● **Provided entries**
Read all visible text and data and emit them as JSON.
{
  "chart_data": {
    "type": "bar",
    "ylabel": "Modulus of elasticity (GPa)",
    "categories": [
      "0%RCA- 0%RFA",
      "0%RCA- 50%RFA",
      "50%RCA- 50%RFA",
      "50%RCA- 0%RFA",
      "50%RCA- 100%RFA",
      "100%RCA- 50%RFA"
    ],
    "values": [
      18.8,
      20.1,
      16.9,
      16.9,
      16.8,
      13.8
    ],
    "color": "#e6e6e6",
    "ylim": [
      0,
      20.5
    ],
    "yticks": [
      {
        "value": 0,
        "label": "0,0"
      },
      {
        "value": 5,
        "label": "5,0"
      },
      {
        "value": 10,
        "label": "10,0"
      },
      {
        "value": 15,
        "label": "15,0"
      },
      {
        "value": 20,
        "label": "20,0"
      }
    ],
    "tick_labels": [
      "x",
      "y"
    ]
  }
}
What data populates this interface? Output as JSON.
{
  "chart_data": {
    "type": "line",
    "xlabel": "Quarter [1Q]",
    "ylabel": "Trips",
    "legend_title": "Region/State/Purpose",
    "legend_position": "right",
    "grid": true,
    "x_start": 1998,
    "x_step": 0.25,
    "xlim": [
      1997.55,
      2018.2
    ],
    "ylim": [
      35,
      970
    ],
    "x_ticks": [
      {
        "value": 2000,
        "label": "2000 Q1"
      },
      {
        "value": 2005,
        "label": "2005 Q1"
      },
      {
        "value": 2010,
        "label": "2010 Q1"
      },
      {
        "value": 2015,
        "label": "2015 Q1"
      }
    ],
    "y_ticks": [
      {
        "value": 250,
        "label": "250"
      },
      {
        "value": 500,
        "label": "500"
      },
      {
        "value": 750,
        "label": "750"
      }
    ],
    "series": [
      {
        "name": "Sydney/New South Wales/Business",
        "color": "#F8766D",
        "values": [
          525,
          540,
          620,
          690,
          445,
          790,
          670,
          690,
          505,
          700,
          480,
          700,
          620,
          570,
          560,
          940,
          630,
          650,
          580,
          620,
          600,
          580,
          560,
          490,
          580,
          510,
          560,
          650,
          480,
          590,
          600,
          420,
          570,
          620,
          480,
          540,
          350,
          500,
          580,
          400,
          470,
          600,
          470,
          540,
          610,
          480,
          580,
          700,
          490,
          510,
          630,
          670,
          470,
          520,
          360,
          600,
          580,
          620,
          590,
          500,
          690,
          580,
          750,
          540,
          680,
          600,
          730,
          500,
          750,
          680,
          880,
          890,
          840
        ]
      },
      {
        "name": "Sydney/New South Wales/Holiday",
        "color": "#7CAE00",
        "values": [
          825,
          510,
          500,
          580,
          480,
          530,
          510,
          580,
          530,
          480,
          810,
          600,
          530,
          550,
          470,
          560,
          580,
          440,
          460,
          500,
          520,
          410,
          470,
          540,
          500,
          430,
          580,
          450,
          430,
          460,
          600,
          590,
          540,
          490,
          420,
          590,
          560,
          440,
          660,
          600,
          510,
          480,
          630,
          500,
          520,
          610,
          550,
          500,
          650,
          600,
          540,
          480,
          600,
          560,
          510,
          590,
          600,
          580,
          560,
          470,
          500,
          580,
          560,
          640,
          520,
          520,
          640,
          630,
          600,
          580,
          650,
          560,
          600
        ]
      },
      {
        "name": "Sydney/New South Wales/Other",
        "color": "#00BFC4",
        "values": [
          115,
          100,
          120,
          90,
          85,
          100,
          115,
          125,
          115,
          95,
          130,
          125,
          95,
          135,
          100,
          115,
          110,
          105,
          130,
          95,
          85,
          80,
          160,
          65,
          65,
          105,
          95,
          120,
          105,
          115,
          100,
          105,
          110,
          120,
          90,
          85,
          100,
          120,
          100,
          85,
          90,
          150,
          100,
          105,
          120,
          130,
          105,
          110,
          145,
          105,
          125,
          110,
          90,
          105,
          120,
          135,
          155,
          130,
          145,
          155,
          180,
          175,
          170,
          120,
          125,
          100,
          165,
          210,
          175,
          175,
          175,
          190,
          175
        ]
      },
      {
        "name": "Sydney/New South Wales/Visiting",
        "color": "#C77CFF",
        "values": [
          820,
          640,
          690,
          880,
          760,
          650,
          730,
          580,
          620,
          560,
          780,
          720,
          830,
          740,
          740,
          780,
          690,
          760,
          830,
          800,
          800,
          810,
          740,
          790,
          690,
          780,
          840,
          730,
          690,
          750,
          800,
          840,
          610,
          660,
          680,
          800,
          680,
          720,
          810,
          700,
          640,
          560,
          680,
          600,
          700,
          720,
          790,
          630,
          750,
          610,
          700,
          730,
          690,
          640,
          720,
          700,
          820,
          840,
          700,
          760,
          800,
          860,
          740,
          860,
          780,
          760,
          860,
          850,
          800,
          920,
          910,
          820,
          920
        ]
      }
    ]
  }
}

● **Do this**
Repeat the records above exactly.

● **Exercise response**
Read all visible text and data and emit them as JSON.
{
  "chart_data": {
    "type": "bar",
    "ylabel": "Modulus of elasticity (GPa)",
    "categories": [
      "0%RCA- 0%RFA",
      "0%RCA- 50%RFA",
      "50%RCA- 50%RFA",
      "50%RCA- 0%RFA",
      "50%RCA- 100%RFA",
      "100%RCA- 50%RFA"
    ],
    "values": [
      18.8,
      20.1,
      16.9,
      16.9,
      16.8,
      13.8
    ],
    "color": "#e6e6e6",
    "ylim": [
      0,
      20.5
    ],
    "yticks": [
      {
        "value": 0,
        "label": "0,0"
      },
      {
        "value": 5,
        "label": "5,0"
      },
      {
        "value": 10,
        "label": "10,0"
      },
      {
        "value": 15,
        "label": "15,0"
      },
      {
        "value": 20,
        "label": "20,0"
      }
    ],
    "tick_labels": [
      "x",
      "y"
    ]
  }
}
What data populates this interface? Output as JSON.
{
  "chart_data": {
    "type": "line",
    "xlabel": "Quarter [1Q]",
    "ylabel": "Trips",
    "legend_title": "Region/State/Purpose",
    "legend_position": "right",
    "grid": true,
    "x_start": 1998,
    "x_step": 0.25,
    "xlim": [
      1997.55,
      2018.2
    ],
    "ylim": [
      35,
      970
    ],
    "x_ticks": [
      {
        "value": 2000,
        "label": "2000 Q1"
      },
      {
        "value": 2005,
        "label": "2005 Q1"
      },
      {
        "value": 2010,
        "label": "2010 Q1"
      },
      {
        "value": 2015,
        "label": "2015 Q1"
      }
    ],
    "y_ticks": [
      {
        "value": 250,
        "label": "250"
      },
      {
        "value": 500,
        "label": "500"
      },
      {
        "value": 750,
        "label": "750"
      }
    ],
    "series": [
      {
        "name": "Sydney/New South Wales/Business",
        "color": "#F8766D",
        "values": [
          525,
          540,
          620,
          690,
          445,
          790,
          670,
          690,
          505,
          700,
          480,
          700,
          620,
          570,
          560,
          940,
          630,
          650,
          580,
          620,
          600,
          580,
          560,
          490,
          580,
          510,
          560,
          650,
          480,
          590,
          600,
          420,
          570,
          620,
          480,
          540,
          350,
          500,
          580,
          400,
          470,
          600,
          470,
          540,
          610,
          480,
          580,
          700,
          490,
          510,
          630,
          670,
          470,
          520,
          360,
          600,
          580,
          620,
          590,
          500,
          690,
          580,
          750,
          540,
          680,
          600,
          730,
          500,
          750,
          680,
          880,
          890,
          840
        ]
      },
      {
        "name": "Sydney/New South Wales/Holiday",
        "color": "#7CAE00",
        "values": [
          825,
          510,
          500,
          580,
          480,
          530,
          510,
          580,
          530,
          480,
          810,
          600,
          530,
          550,
          470,
          560,
          580,
          440,
          460,
          500,
          520,
          410,
          470,
          540,
          500,
          430,
          580,
          450,
          430,
          460,
          600,
          590,
          540,
          490,
          420,
          590,
          560,
          440,
          660,
          600,
          510,
          480,
          630,
          500,
          520,
          610,
          550,
          500,
          650,
          600,
          540,
          480,
          600,
          560,
          510,
          590,
          600,
          580,
          560,
          470,
          500,
          580,
          560,
          640,
          520,
          520,
          640,
          630,
          600,
          580,
          650,
          560,
          600
        ]
      },
      {
        "name": "Sydney/New South Wales/Other",
        "color": "#00BFC4",
        "values": [
          115,
          100,
          120,
          90,
          85,
          100,
          115,
          125,
          115,
          95,
          130,
          125,
          95,
          135,
          100,
          115,
          110,
          105,
          130,
          95,
          85,
          80,
          160,
          65,
          65,
          105,
          95,
          120,
          105,
          115,
          100,
          105,
          110,
          120,
          90,
          85,
          100,
          120,
          100,
          85,
          90,
          150,
          100,
          105,
          120,
          130,
          105,
          110,
          145,
          105,
          125,
          110,
          90,
          105,
          120,
          135,
          155,
          130,
          145,
          155,
          180,
          175,
          170,
          120,
          125,
          100,
          165,
          210,
          175,
          175,
          175,
          190,
          175
        ]
      },
      {
        "name": "Sydney/New South Wales/Visiting",
        "color": "#C77CFF",
        "values": [
          820,
          640,
          690,
          880,
          760,
          650,
          730,
          580,
          620,
          560,
          780,
          720,
          830,
          740,
          740,
          780,
          690,
          760,
          830,
          800,
          800,
          810,
          740,
          790,
          690,
          780,
          840,
          730,
          690,
          750,
          800,
          840,
          610,
          660,
          680,
          800,
          680,
          720,
          810,
          700,
          640,
          560,
          680,
          600,
          700,
          720,
          790,
          630,
          750,
          610,
          700,
          730,
          690,
          640,
          720,
          700,
          820,
          840,
          700,
          760,
          800,
          860,
          740,
          860,
          780,
          760,
          860,
          850,
          800,
          920,
          910,
          820,
          920
        ]
      }
    ]
  }
}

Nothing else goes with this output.